### Written instruction
Filter the entries that follow, copying every line in which the word "watermark" appears.

### Data for processing
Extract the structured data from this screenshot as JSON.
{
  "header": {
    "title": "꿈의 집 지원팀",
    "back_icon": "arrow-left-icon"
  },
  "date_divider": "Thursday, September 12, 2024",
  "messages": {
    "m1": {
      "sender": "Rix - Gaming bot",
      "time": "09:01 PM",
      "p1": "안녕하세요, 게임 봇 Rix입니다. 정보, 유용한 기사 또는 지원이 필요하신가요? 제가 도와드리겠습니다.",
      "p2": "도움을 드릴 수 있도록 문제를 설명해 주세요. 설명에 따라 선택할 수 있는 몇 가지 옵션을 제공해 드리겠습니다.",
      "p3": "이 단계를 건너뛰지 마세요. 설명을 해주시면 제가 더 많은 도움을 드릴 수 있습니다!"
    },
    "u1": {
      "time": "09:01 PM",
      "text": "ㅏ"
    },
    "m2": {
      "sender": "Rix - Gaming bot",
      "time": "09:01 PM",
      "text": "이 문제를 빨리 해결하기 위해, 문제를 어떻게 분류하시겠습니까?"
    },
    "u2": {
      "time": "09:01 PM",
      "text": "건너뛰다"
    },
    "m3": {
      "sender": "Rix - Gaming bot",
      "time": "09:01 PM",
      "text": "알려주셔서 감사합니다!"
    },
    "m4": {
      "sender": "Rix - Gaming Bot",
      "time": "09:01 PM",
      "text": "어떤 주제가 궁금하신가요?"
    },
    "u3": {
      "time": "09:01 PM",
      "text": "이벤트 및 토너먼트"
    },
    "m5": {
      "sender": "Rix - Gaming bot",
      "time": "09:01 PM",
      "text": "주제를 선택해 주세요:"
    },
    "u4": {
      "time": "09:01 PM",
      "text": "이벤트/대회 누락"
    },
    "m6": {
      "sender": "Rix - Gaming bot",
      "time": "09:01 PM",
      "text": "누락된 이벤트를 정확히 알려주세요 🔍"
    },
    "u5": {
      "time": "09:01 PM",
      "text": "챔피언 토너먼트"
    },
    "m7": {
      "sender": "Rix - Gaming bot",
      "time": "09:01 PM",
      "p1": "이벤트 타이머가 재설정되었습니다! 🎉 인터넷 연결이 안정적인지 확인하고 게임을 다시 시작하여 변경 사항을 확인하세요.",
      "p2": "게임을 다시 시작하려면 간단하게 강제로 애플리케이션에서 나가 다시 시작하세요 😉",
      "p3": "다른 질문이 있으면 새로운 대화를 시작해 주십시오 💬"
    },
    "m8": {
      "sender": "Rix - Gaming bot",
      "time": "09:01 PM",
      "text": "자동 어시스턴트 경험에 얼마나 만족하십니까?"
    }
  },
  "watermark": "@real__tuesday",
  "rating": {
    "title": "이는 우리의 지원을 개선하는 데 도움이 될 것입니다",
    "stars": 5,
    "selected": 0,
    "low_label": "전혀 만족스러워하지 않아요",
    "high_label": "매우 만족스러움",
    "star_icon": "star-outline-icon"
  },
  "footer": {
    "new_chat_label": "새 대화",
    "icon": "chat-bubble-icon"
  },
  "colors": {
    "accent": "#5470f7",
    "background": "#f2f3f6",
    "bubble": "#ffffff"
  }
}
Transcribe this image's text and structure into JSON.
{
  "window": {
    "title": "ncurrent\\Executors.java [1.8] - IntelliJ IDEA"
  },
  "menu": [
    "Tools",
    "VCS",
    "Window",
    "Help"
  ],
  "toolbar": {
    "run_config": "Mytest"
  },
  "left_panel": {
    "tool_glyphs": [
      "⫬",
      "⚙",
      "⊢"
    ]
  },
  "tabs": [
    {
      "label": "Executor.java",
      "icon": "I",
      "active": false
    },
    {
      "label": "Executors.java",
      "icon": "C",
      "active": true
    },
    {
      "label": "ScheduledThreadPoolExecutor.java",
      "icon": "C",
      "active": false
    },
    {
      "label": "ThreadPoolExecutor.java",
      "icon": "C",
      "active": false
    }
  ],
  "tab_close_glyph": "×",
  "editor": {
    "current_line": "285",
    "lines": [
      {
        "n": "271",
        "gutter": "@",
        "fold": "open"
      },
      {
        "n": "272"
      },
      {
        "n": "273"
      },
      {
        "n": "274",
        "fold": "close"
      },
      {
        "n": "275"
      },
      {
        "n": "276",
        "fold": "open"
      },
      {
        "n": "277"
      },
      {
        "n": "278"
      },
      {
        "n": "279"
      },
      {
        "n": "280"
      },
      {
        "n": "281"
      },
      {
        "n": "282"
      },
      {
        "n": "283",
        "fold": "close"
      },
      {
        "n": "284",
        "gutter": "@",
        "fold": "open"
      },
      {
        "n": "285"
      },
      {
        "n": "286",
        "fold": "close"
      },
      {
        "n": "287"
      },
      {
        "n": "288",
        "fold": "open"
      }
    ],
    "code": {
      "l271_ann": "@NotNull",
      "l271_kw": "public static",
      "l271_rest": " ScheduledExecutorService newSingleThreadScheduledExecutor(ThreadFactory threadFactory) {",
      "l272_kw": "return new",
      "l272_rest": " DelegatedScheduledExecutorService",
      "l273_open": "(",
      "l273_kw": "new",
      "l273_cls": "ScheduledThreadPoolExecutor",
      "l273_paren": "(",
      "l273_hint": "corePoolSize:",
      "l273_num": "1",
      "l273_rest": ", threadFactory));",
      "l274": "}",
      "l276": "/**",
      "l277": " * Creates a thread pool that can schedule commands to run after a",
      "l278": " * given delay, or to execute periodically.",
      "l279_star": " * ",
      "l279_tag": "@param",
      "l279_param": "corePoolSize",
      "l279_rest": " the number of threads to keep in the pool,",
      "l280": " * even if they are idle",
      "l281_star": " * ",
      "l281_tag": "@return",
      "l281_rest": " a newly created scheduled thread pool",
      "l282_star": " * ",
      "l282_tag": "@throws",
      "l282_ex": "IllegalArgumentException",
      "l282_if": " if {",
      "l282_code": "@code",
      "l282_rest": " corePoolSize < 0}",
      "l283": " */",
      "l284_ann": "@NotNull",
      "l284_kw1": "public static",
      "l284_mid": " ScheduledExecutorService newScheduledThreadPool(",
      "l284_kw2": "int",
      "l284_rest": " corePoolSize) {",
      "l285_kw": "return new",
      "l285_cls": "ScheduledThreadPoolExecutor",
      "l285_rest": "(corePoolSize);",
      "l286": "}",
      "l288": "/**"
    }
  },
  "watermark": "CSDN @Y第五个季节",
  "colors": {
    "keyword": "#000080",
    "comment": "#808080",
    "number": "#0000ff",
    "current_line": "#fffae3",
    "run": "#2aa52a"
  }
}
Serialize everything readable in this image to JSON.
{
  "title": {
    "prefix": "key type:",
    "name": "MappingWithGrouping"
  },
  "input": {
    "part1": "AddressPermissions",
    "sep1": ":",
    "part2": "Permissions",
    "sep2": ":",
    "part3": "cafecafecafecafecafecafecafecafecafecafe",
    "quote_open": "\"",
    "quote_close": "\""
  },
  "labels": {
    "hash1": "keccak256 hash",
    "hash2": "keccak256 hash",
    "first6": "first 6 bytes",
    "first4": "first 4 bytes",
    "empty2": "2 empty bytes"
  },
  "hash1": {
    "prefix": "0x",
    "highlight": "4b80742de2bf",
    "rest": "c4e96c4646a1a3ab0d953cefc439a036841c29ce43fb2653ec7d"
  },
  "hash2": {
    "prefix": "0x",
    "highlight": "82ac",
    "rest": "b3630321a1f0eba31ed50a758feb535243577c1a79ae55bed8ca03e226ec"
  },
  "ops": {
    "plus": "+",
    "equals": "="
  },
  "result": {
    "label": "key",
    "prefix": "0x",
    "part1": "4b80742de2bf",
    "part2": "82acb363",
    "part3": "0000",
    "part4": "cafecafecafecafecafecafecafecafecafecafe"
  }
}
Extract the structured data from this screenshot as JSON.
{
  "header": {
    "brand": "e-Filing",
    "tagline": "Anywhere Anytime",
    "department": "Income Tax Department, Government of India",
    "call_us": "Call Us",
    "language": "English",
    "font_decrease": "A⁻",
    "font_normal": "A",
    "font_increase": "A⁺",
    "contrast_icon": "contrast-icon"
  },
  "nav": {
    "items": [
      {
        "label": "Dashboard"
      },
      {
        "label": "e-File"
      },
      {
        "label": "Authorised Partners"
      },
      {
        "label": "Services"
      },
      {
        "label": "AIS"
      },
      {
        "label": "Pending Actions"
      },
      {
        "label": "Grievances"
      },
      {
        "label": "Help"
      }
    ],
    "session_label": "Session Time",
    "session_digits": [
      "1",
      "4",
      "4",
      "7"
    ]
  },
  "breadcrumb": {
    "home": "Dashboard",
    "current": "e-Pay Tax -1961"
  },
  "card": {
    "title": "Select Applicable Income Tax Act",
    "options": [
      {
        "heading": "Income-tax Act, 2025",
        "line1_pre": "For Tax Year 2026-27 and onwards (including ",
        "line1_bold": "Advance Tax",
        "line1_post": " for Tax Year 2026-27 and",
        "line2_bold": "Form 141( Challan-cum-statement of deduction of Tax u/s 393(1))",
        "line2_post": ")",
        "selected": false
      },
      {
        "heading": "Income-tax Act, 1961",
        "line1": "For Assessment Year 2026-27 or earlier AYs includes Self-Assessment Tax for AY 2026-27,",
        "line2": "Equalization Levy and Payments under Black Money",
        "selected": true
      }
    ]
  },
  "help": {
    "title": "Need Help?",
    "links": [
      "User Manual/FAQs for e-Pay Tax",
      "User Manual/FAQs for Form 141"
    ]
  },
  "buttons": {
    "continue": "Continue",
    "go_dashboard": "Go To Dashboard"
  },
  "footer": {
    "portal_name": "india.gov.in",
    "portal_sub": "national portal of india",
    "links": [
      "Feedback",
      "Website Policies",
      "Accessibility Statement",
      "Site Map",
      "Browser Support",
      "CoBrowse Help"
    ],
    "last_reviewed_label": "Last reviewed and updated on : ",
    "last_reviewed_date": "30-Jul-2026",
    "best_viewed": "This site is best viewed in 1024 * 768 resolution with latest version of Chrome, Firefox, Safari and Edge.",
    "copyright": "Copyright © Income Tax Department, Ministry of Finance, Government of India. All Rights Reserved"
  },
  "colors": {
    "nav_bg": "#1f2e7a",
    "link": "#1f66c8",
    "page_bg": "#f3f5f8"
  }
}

### Reply to the exercise
  "watermark": "@real__tuesday",
  "watermark": "CSDN @Y第五个季节",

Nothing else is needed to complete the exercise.